Begin

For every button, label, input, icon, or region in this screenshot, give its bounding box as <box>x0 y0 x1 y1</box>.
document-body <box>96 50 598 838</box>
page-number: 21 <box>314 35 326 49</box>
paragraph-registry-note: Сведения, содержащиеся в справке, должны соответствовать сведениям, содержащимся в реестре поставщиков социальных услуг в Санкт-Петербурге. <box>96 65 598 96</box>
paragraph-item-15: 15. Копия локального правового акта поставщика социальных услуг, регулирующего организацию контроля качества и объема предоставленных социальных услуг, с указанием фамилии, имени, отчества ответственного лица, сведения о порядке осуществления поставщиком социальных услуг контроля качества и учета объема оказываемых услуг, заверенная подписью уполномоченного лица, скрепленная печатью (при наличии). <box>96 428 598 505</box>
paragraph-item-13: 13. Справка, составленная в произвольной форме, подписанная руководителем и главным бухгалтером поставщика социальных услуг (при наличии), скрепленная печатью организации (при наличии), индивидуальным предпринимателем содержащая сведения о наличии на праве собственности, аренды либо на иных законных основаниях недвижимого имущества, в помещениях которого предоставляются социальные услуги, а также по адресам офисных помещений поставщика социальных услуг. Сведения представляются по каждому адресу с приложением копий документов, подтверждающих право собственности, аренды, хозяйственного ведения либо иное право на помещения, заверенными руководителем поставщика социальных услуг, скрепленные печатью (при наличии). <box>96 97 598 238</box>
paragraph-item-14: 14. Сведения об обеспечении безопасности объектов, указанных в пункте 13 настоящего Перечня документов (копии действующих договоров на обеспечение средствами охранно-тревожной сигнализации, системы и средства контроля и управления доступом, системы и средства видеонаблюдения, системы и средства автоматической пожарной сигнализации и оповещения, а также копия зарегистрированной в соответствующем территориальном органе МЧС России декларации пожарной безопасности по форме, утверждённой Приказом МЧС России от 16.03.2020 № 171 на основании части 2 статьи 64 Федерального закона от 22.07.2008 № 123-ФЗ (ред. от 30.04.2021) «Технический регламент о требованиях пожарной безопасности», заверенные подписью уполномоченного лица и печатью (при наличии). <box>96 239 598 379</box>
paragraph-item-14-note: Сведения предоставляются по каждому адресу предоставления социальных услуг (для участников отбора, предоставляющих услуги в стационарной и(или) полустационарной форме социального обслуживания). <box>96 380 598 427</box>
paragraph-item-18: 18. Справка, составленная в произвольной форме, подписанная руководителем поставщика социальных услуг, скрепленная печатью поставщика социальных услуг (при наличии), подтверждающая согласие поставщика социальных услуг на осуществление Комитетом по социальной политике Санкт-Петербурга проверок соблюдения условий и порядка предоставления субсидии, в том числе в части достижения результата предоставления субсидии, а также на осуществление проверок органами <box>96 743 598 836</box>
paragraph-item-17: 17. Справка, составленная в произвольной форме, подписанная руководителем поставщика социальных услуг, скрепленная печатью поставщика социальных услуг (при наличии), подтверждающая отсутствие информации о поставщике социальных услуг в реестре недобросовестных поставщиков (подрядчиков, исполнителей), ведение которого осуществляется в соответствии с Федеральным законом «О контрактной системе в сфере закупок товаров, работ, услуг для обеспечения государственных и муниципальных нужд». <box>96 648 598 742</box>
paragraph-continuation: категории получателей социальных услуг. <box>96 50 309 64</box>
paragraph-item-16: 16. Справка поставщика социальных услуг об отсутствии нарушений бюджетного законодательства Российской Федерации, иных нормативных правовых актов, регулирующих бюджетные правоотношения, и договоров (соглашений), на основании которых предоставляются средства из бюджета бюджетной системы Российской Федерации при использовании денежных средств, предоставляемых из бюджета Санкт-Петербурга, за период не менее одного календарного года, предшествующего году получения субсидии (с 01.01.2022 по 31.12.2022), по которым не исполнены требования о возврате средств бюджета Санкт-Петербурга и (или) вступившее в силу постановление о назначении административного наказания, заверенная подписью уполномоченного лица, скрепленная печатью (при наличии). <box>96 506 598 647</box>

End

■ YOUR GOAL ■
Rename "paragraph-item" to "list-item" wherever it occurs in the records, and reproduce them with nothing else altered.

■ SOLUTION ■
For every button, label, input, icon, or region in this screenshot, give its bounding box as <box>x0 y0 x1 y1</box>.
document-body <box>96 50 598 838</box>
page-number: 21 <box>314 35 326 49</box>
paragraph-registry-note: Сведения, содержащиеся в справке, должны соответствовать сведениям, содержащимся в реестре поставщиков социальных услуг в Санкт-Петербурге. <box>96 65 598 96</box>
list-item-15: 15. Копия локального правового акта поставщика социальных услуг, регулирующего организацию контроля качества и объема предоставленных социальных услуг, с указанием фамилии, имени, отчества ответственного лица, сведения о порядке осуществления поставщиком социальных услуг контроля качества и учета объема оказываемых услуг, заверенная подписью уполномоченного лица, скрепленная печатью (при наличии). <box>96 428 598 505</box>
list-item-13: 13. Справка, составленная в произвольной форме, подписанная руководителем и главным бухгалтером поставщика социальных услуг (при наличии), скрепленная печатью организации (при наличии), индивидуальным предпринимателем содержащая сведения о наличии на праве собственности, аренды либо на иных законных основаниях недвижимого имущества, в помещениях которого предоставляются социальные услуги, а также по адресам офисных помещений поставщика социальных услуг. Сведения представляются по каждому адресу с приложением копий документов, подтверждающих право собственности, аренды, хозяйственного ведения либо иное право на помещения, заверенными руководителем поставщика социальных услуг, скрепленные печатью (при наличии). <box>96 97 598 238</box>
list-item-14: 14. Сведения об обеспечении безопасности объектов, указанных в пункте 13 настоящего Перечня документов (копии действующих договоров на обеспечение средствами охранно-тревожной сигнализации, системы и средства контроля и управления доступом, системы и средства видеонаблюдения, системы и средства автоматической пожарной сигнализации и оповещения, а также копия зарегистрированной в соответствующем территориальном органе МЧС России декларации пожарной безопасности по форме, утверждённой Приказом МЧС России от 16.03.2020 № 171 на основании части 2 статьи 64 Федерального закона от 22.07.2008 № 123-ФЗ (ред. от 30.04.2021) «Технический регламент о требованиях пожарной безопасности», заверенные подписью уполномоченного лица и печатью (при наличии). <box>96 239 598 379</box>
list-item-14-note: Сведения предоставляются по каждому адресу предоставления социальных услуг (для участников отбора, предоставляющих услуги в стационарной и(или) полустационарной форме социального обслуживания). <box>96 380 598 427</box>
list-item-18: 18. Справка, составленная в произвольной форме, подписанная руководителем поставщика социальных услуг, скрепленная печатью поставщика социальных услуг (при наличии), подтверждающая согласие поставщика социальных услуг на осуществление Комитетом по социальной политике Санкт-Петербурга проверок соблюдения условий и порядка предоставления субсидии, в том числе в части достижения результата предоставления субсидии, а также на осуществление проверок органами <box>96 743 598 836</box>
list-item-17: 17. Справка, составленная в произвольной форме, подписанная руководителем поставщика социальных услуг, скрепленная печатью поставщика социальных услуг (при наличии), подтверждающая отсутствие информации о поставщике социальных услуг в реестре недобросовестных поставщиков (подрядчиков, исполнителей), ведение которого осуществляется в соответствии с Федеральным законом «О контрактной системе в сфере закупок товаров, работ, услуг для обеспечения государственных и муниципальных нужд». <box>96 648 598 742</box>
paragraph-continuation: категории получателей социальных услуг. <box>96 50 309 64</box>
list-item-16: 16. Справка поставщика социальных услуг об отсутствии нарушений бюджетного законодательства Российской Федерации, иных нормативных правовых актов, регулирующих бюджетные правоотношения, и договоров (соглашений), на основании которых предоставляются средства из бюджета бюджетной системы Российской Федерации при использовании денежных средств, предоставляемых из бюджета Санкт-Петербурга, за период не менее одного календарного года, предшествующего году получения субсидии (с 01.01.2022 по 31.12.2022), по которым не исполнены требования о возврате средств бюджета Санкт-Петербурга и (или) вступившее в силу постановление о назначении административного наказания, заверенная подписью уполномоченного лица, скрепленная печатью (при наличии). <box>96 506 598 647</box>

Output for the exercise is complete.